Collected data
• • • • • • •
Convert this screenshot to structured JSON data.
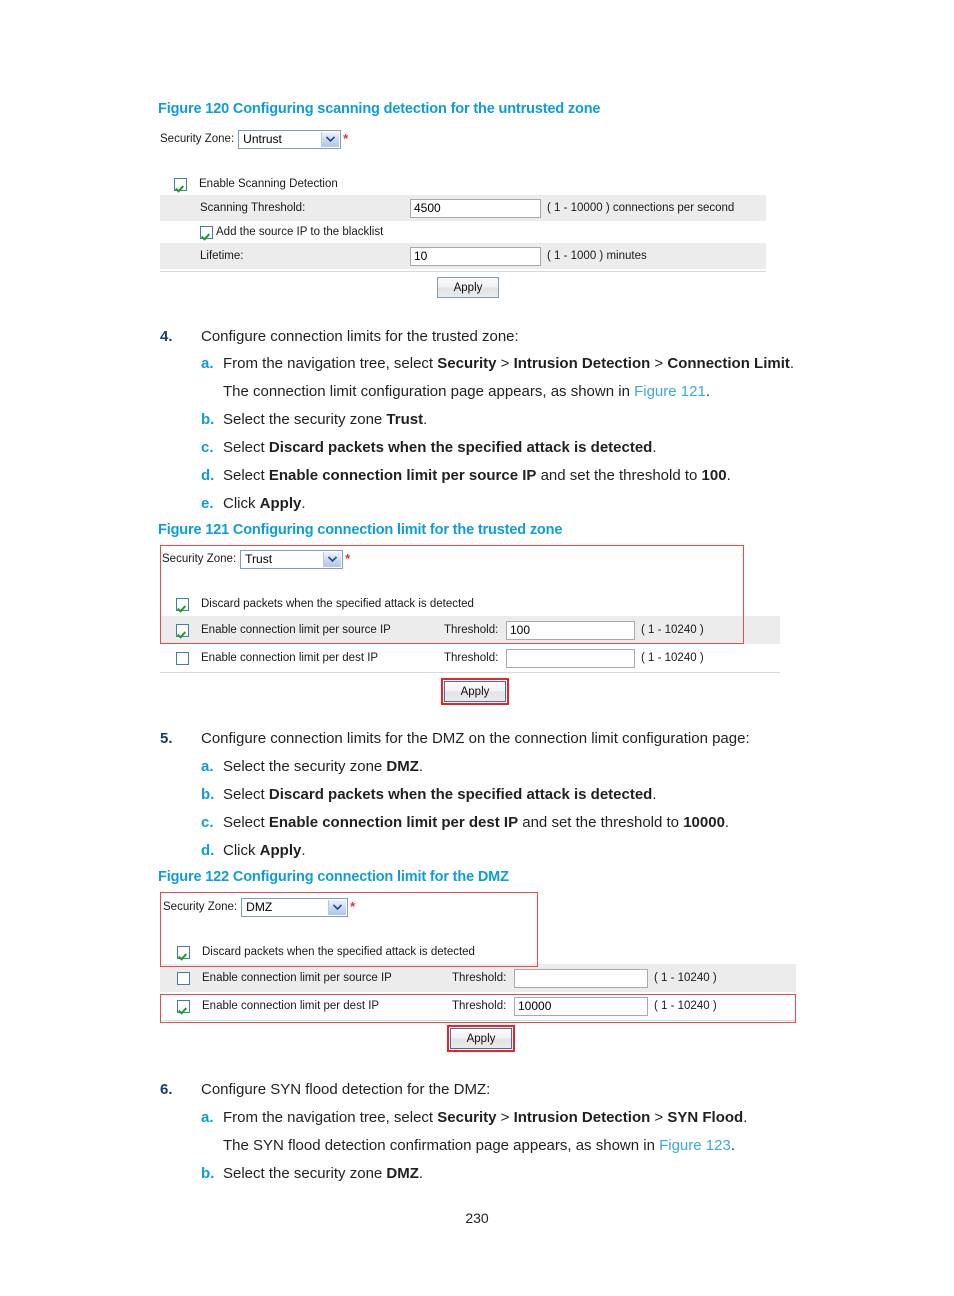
{
  "figure120": {
    "caption": "Figure 120 Configuring scanning detection for the untrusted zone",
    "zone_label": "Security Zone:",
    "zone_value": "Untrust",
    "required_mark": "*",
    "enable_scanning_label": "Enable Scanning Detection",
    "scanning_threshold_label": "Scanning Threshold:",
    "scanning_threshold_value": "4500",
    "scanning_threshold_hint": "( 1 - 10000 ) connections per second",
    "blacklist_label": "Add the source IP to the blacklist",
    "lifetime_label": "Lifetime:",
    "lifetime_value": "10",
    "lifetime_hint": "( 1 - 1000 ) minutes",
    "apply_label": "Apply"
  },
  "step4": {
    "number": "4.",
    "text": "Configure connection limits for the trusted zone:",
    "a_letter": "a.",
    "a_text_1": "From the navigation tree, select ",
    "a_bold_1": "Security",
    "a_gt_1": " > ",
    "a_bold_2": "Intrusion Detection",
    "a_gt_2": " > ",
    "a_bold_3": "Connection Limit",
    "a_period": ".",
    "a_cont_1": "The connection limit configuration page appears, as shown in ",
    "a_cont_link": "Figure 121",
    "a_cont_period": ".",
    "b_letter": "b.",
    "b_text": "Select the security zone ",
    "b_bold": "Trust",
    "b_period": ".",
    "c_letter": "c.",
    "c_text": "Select ",
    "c_bold": "Discard packets when the specified attack is detected",
    "c_period": ".",
    "d_letter": "d.",
    "d_text_1": "Select ",
    "d_bold_1": "Enable connection limit per source IP",
    "d_text_2": " and set the threshold to ",
    "d_bold_2": "100",
    "d_period": ".",
    "e_letter": "e.",
    "e_text": "Click ",
    "e_bold": "Apply",
    "e_period": "."
  },
  "figure121": {
    "caption": "Figure 121 Configuring connection limit for the trusted zone",
    "zone_label": "Security Zone:",
    "zone_value": "Trust",
    "required_mark": "*",
    "discard_label": "Discard packets when the specified attack is detected",
    "src_label": "Enable connection limit per source IP",
    "src_threshold_label": "Threshold:",
    "src_threshold_value": "100",
    "src_hint": "( 1 - 10240 )",
    "dst_label": "Enable connection limit per dest IP",
    "dst_threshold_label": "Threshold:",
    "dst_threshold_value": "",
    "dst_hint": "( 1 - 10240 )",
    "apply_label": "Apply"
  },
  "step5": {
    "number": "5.",
    "text": "Configure connection limits for the DMZ on the connection limit configuration page:",
    "a_letter": "a.",
    "a_text": "Select the security zone ",
    "a_bold": "DMZ",
    "a_period": ".",
    "b_letter": "b.",
    "b_text": "Select ",
    "b_bold": "Discard packets when the specified attack is detected",
    "b_period": ".",
    "c_letter": "c.",
    "c_text_1": "Select ",
    "c_bold_1": "Enable connection limit per dest IP",
    "c_text_2": " and set the threshold to ",
    "c_bold_2": "10000",
    "c_period": ".",
    "d_letter": "d.",
    "d_text": "Click ",
    "d_bold": "Apply",
    "d_period": "."
  },
  "figure122": {
    "caption": "Figure 122 Configuring connection limit for the DMZ",
    "zone_label": "Security Zone:",
    "zone_value": "DMZ",
    "required_mark": "*",
    "discard_label": "Discard packets when the specified attack is detected",
    "src_label": "Enable connection limit per source IP",
    "src_threshold_label": "Threshold:",
    "src_threshold_value": "",
    "src_hint": "( 1 - 10240 )",
    "dst_label": "Enable connection limit per dest IP",
    "dst_threshold_label": "Threshold:",
    "dst_threshold_value": "10000",
    "dst_hint": "( 1 - 10240 )",
    "apply_label": "Apply"
  },
  "step6": {
    "number": "6.",
    "text": "Configure SYN flood detection for the DMZ:",
    "a_letter": "a.",
    "a_text_1": "From the navigation tree, select ",
    "a_bold_1": "Security",
    "a_gt_1": " > ",
    "a_bold_2": "Intrusion Detection",
    "a_gt_2": " > ",
    "a_bold_3": "SYN Flood",
    "a_period": ".",
    "a_cont_1": "The SYN flood detection confirmation page appears, as shown in ",
    "a_cont_link": "Figure 123",
    "a_cont_period": ".",
    "b_letter": "b.",
    "b_text": "Select the security zone ",
    "b_bold": "DMZ",
    "b_period": "."
  },
  "footer": {
    "page_number": "230"
  }
}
• • • • • • •
Prompt
Copy every record character for character. Skip the pictures.

Right answer
Convert this screenshot to structured JSON data.
{
  "figure120": {
    "caption": "Figure 120 Configuring scanning detection for the untrusted zone",
    "zone_label": "Security Zone:",
    "zone_value": "Untrust",
    "required_mark": "*",
    "enable_scanning_label": "Enable Scanning Detection",
    "scanning_threshold_label": "Scanning Threshold:",
    "scanning_threshold_value": "4500",
    "scanning_threshold_hint": "( 1 - 10000 ) connections per second",
    "blacklist_label": "Add the source IP to the blacklist",
    "lifetime_label": "Lifetime:",
    "lifetime_value": "10",
    "lifetime_hint": "( 1 - 1000 ) minutes",
    "apply_label": "Apply"
  },
  "step4": {
    "number": "4.",
    "text": "Configure connection limits for the trusted zone:",
    "a_letter": "a.",
    "a_text_1": "From the navigation tree, select ",
    "a_bold_1": "Security",
    "a_gt_1": " > ",
    "a_bold_2": "Intrusion Detection",
    "a_gt_2": " > ",
    "a_bold_3": "Connection Limit",
    "a_period": ".",
    "a_cont_1": "The connection limit configuration page appears, as shown in ",
    "a_cont_link": "Figure 121",
    "a_cont_period": ".",
    "b_letter": "b.",
    "b_text": "Select the security zone ",
    "b_bold": "Trust",
    "b_period": ".",
    "c_letter": "c.",
    "c_text": "Select ",
    "c_bold": "Discard packets when the specified attack is detected",
    "c_period": ".",
    "d_letter": "d.",
    "d_text_1": "Select ",
    "d_bold_1": "Enable connection limit per source IP",
    "d_text_2": " and set the threshold to ",
    "d_bold_2": "100",
    "d_period": ".",
    "e_letter": "e.",
    "e_text": "Click ",
    "e_bold": "Apply",
    "e_period": "."
  },
  "figure121": {
    "caption": "Figure 121 Configuring connection limit for the trusted zone",
    "zone_label": "Security Zone:",
    "zone_value": "Trust",
    "required_mark": "*",
    "discard_label": "Discard packets when the specified attack is detected",
    "src_label": "Enable connection limit per source IP",
    "src_threshold_label": "Threshold:",
    "src_threshold_value": "100",
    "src_hint": "( 1 - 10240 )",
    "dst_label": "Enable connection limit per dest IP",
    "dst_threshold_label": "Threshold:",
    "dst_threshold_value": "",
    "dst_hint": "( 1 - 10240 )",
    "apply_label": "Apply"
  },
  "step5": {
    "number": "5.",
    "text": "Configure connection limits for the DMZ on the connection limit configuration page:",
    "a_letter": "a.",
    "a_text": "Select the security zone ",
    "a_bold": "DMZ",
    "a_period": ".",
    "b_letter": "b.",
    "b_text": "Select ",
    "b_bold": "Discard packets when the specified attack is detected",
    "b_period": ".",
    "c_letter": "c.",
    "c_text_1": "Select ",
    "c_bold_1": "Enable connection limit per dest IP",
    "c_text_2": " and set the threshold to ",
    "c_bold_2": "10000",
    "c_period": ".",
    "d_letter": "d.",
    "d_text": "Click ",
    "d_bold": "Apply",
    "d_period": "."
  },
  "figure122": {
    "caption": "Figure 122 Configuring connection limit for the DMZ",
    "zone_label": "Security Zone:",
    "zone_value": "DMZ",
    "required_mark": "*",
    "discard_label": "Discard packets when the specified attack is detected",
    "src_label": "Enable connection limit per source IP",
    "src_threshold_label": "Threshold:",
    "src_threshold_value": "",
    "src_hint": "( 1 - 10240 )",
    "dst_label": "Enable connection limit per dest IP",
    "dst_threshold_label": "Threshold:",
    "dst_threshold_value": "10000",
    "dst_hint": "( 1 - 10240 )",
    "apply_label": "Apply"
  },
  "step6": {
    "number": "6.",
    "text": "Configure SYN flood detection for the DMZ:",
    "a_letter": "a.",
    "a_text_1": "From the navigation tree, select ",
    "a_bold_1": "Security",
    "a_gt_1": " > ",
    "a_bold_2": "Intrusion Detection",
    "a_gt_2": " > ",
    "a_bold_3": "SYN Flood",
    "a_period": ".",
    "a_cont_1": "The SYN flood detection confirmation page appears, as shown in ",
    "a_cont_link": "Figure 123",
    "a_cont_period": ".",
    "b_letter": "b.",
    "b_text": "Select the security zone ",
    "b_bold": "DMZ",
    "b_period": "."
  },
  "footer": {
    "page_number": "230"
  }
}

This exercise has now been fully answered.